### STATED PROBLEM
Your task is to repeat all of the material exactly.

(Extracted data entries)
--- BEGIN ---
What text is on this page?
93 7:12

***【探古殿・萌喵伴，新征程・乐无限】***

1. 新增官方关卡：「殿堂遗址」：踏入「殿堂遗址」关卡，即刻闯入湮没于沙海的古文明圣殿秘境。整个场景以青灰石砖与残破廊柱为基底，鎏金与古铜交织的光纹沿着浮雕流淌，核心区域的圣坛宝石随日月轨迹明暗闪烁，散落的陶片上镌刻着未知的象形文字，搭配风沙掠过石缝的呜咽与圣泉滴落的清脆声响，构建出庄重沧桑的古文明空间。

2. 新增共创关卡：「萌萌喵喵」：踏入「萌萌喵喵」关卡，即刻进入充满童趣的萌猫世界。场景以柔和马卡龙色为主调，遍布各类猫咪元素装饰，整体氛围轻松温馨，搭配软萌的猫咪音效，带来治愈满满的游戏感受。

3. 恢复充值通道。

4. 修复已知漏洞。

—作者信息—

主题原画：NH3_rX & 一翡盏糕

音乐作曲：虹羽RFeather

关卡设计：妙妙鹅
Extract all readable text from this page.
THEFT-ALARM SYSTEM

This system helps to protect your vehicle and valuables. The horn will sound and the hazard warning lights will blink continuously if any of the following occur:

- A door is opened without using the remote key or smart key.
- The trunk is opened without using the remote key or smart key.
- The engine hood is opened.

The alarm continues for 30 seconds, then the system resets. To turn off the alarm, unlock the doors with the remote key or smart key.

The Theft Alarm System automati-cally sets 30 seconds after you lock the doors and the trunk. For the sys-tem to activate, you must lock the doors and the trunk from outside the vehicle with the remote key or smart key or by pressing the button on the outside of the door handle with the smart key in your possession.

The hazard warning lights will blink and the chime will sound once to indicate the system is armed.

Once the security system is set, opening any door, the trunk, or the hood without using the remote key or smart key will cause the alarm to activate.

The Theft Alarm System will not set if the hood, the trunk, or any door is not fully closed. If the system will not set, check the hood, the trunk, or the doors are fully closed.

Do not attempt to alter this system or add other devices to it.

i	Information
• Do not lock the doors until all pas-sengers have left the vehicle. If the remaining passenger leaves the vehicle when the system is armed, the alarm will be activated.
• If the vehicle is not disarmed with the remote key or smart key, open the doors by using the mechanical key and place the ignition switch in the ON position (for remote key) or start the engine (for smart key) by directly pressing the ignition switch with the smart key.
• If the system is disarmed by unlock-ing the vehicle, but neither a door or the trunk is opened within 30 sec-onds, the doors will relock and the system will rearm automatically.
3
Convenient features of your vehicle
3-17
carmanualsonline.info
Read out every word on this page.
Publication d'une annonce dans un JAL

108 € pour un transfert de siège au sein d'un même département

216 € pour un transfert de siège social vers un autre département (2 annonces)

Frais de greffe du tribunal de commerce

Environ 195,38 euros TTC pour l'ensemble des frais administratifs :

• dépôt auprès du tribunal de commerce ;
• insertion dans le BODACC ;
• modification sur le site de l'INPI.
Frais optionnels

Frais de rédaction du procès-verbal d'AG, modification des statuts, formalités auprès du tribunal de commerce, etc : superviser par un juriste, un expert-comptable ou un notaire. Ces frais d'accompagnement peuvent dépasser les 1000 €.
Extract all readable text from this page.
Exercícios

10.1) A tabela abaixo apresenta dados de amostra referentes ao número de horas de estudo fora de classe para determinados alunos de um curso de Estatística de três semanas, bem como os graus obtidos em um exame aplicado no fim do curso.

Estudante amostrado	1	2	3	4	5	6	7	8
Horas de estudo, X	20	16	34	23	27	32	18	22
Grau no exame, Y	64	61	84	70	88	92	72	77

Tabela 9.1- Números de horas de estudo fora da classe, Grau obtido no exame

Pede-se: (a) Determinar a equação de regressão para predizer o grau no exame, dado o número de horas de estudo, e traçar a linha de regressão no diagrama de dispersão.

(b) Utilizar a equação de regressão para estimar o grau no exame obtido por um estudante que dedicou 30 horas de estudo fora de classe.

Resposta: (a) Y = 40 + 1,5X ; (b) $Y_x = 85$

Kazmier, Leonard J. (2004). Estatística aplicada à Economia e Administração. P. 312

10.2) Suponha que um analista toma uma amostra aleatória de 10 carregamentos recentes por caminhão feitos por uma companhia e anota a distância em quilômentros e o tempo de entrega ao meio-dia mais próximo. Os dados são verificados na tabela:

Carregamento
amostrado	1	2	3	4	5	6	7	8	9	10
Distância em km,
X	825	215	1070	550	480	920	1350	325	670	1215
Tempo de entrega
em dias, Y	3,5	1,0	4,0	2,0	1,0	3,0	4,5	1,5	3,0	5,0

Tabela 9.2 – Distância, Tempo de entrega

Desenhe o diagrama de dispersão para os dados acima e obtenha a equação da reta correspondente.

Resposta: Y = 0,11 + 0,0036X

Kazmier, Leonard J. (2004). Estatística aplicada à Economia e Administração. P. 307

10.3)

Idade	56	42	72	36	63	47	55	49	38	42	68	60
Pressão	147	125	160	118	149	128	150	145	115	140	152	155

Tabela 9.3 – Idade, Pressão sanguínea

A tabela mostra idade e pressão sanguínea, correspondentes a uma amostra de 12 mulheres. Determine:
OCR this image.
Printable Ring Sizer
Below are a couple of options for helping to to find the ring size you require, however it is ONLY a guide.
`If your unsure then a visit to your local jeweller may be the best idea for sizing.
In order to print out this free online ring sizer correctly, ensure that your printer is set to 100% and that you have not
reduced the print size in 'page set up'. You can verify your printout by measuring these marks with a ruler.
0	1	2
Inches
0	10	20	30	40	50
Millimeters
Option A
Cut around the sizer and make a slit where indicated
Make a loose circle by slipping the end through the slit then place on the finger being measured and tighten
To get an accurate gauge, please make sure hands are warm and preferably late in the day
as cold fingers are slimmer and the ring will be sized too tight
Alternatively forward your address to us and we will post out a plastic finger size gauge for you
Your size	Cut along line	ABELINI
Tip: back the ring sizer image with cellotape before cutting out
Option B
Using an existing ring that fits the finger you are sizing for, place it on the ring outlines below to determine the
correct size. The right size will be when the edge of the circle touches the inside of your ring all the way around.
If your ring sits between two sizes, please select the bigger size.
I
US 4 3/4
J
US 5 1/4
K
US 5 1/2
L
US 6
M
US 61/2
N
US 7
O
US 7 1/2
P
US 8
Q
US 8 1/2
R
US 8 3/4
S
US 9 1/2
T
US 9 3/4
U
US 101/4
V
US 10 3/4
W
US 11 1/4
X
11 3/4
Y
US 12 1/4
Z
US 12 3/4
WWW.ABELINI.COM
--- END ---
### THE ANSWER
What text is on this page?
93 7:12

***【探古殿・萌喵伴，新征程・乐无限】***

1. 新增官方关卡：「殿堂遗址」：踏入「殿堂遗址」关卡，即刻闯入湮没于沙海的古文明圣殿秘境。整个场景以青灰石砖与残破廊柱为基底，鎏金与古铜交织的光纹沿着浮雕流淌，核心区域的圣坛宝石随日月轨迹明暗闪烁，散落的陶片上镌刻着未知的象形文字，搭配风沙掠过石缝的呜咽与圣泉滴落的清脆声响，构建出庄重沧桑的古文明空间。

2. 新增共创关卡：「萌萌喵喵」：踏入「萌萌喵喵」关卡，即刻进入充满童趣的萌猫世界。场景以柔和马卡龙色为主调，遍布各类猫咪元素装饰，整体氛围轻松温馨，搭配软萌的猫咪音效，带来治愈满满的游戏感受。

3. 恢复充值通道。

4. 修复已知漏洞。

—作者信息—

主题原画：NH3_rX & 一翡盏糕

音乐作曲：虹羽RFeather

关卡设计：妙妙鹅
Extract all readable text from this page.
THEFT-ALARM SYSTEM

This system helps to protect your vehicle and valuables. The horn will sound and the hazard warning lights will blink continuously if any of the following occur:

- A door is opened without using the remote key or smart key.
- The trunk is opened without using the remote key or smart key.
- The engine hood is opened.

The alarm continues for 30 seconds, then the system resets. To turn off the alarm, unlock the doors with the remote key or smart key.

The Theft Alarm System automati-cally sets 30 seconds after you lock the doors and the trunk. For the sys-tem to activate, you must lock the doors and the trunk from outside the vehicle with the remote key or smart key or by pressing the button on the outside of the door handle with the smart key in your possession.

The hazard warning lights will blink and the chime will sound once to indicate the system is armed.

Once the security system is set, opening any door, the trunk, or the hood without using the remote key or smart key will cause the alarm to activate.

The Theft Alarm System will not set if the hood, the trunk, or any door is not fully closed. If the system will not set, check the hood, the trunk, or the doors are fully closed.

Do not attempt to alter this system or add other devices to it.

i	Information
• Do not lock the doors until all pas-sengers have left the vehicle. If the remaining passenger leaves the vehicle when the system is armed, the alarm will be activated.
• If the vehicle is not disarmed with the remote key or smart key, open the doors by using the mechanical key and place the ignition switch in the ON position (for remote key) or start the engine (for smart key) by directly pressing the ignition switch with the smart key.
• If the system is disarmed by unlock-ing the vehicle, but neither a door or the trunk is opened within 30 sec-onds, the doors will relock and the system will rearm automatically.
3
Convenient features of your vehicle
3-17
carmanualsonline.info
Read out every word on this page.
Publication d'une annonce dans un JAL

108 € pour un transfert de siège au sein d'un même département

216 € pour un transfert de siège social vers un autre département (2 annonces)

Frais de greffe du tribunal de commerce

Environ 195,38 euros TTC pour l'ensemble des frais administratifs :

• dépôt auprès du tribunal de commerce ;
• insertion dans le BODACC ;
• modification sur le site de l'INPI.
Frais optionnels

Frais de rédaction du procès-verbal d'AG, modification des statuts, formalités auprès du tribunal de commerce, etc : superviser par un juriste, un expert-comptable ou un notaire. Ces frais d'accompagnement peuvent dépasser les 1000 €.
Extract all readable text from this page.
Exercícios

10.1) A tabela abaixo apresenta dados de amostra referentes ao número de horas de estudo fora de classe para determinados alunos de um curso de Estatística de três semanas, bem como os graus obtidos em um exame aplicado no fim do curso.

Estudante amostrado	1	2	3	4	5	6	7	8
Horas de estudo, X	20	16	34	23	27	32	18	22
Grau no exame, Y	64	61	84	70	88	92	72	77

Tabela 9.1- Números de horas de estudo fora da classe, Grau obtido no exame

Pede-se: (a) Determinar a equação de regressão para predizer o grau no exame, dado o número de horas de estudo, e traçar a linha de regressão no diagrama de dispersão.

(b) Utilizar a equação de regressão para estimar o grau no exame obtido por um estudante que dedicou 30 horas de estudo fora de classe.

Resposta: (a) Y = 40 + 1,5X ; (b) $Y_x = 85$

Kazmier, Leonard J. (2004). Estatística aplicada à Economia e Administração. P. 312

10.2) Suponha que um analista toma uma amostra aleatória de 10 carregamentos recentes por caminhão feitos por uma companhia e anota a distância em quilômentros e o tempo de entrega ao meio-dia mais próximo. Os dados são verificados na tabela:

Carregamento
amostrado	1	2	3	4	5	6	7	8	9	10
Distância em km,
X	825	215	1070	550	480	920	1350	325	670	1215
Tempo de entrega
em dias, Y	3,5	1,0	4,0	2,0	1,0	3,0	4,5	1,5	3,0	5,0

Tabela 9.2 – Distância, Tempo de entrega

Desenhe o diagrama de dispersão para os dados acima e obtenha a equação da reta correspondente.

Resposta: Y = 0,11 + 0,0036X

Kazmier, Leonard J. (2004). Estatística aplicada à Economia e Administração. P. 307

10.3)

Idade	56	42	72	36	63	47	55	49	38	42	68	60
Pressão	147	125	160	118	149	128	150	145	115	140	152	155

Tabela 9.3 – Idade, Pressão sanguínea

A tabela mostra idade e pressão sanguínea, correspondentes a uma amostra de 12 mulheres. Determine:
OCR this image.
Printable Ring Sizer
Below are a couple of options for helping to to find the ring size you require, however it is ONLY a guide.
`If your unsure then a visit to your local jeweller may be the best idea for sizing.
In order to print out this free online ring sizer correctly, ensure that your printer is set to 100% and that you have not
reduced the print size in 'page set up'. You can verify your printout by measuring these marks with a ruler.
0	1	2
Inches
0	10	20	30	40	50
Millimeters
Option A
Cut around the sizer and make a slit where indicated
Make a loose circle by slipping the end through the slit then place on the finger being measured and tighten
To get an accurate gauge, please make sure hands are warm and preferably late in the day
as cold fingers are slimmer and the ring will be sized too tight
Alternatively forward your address to us and we will post out a plastic finger size gauge for you
Your size	Cut along line	ABELINI
Tip: back the ring sizer image with cellotape before cutting out
Option B
Using an existing ring that fits the finger you are sizing for, place it on the ring outlines below to determine the
correct size. The right size will be when the edge of the circle touches the inside of your ring all the way around.
If your ring sits between two sizes, please select the bigger size.
I
US 4 3/4
J
US 5 1/4
K
US 5 1/2
L
US 6
M
US 61/2
N
US 7
O
US 7 1/2
P
US 8
Q
US 8 1/2
R
US 8 3/4
S
US 9 1/2
T
US 9 3/4
U
US 101/4
V
US 10 3/4
W
US 11 1/4
X
11 3/4
Y
US 12 1/4
Z
US 12 3/4
WWW.ABELINI.COM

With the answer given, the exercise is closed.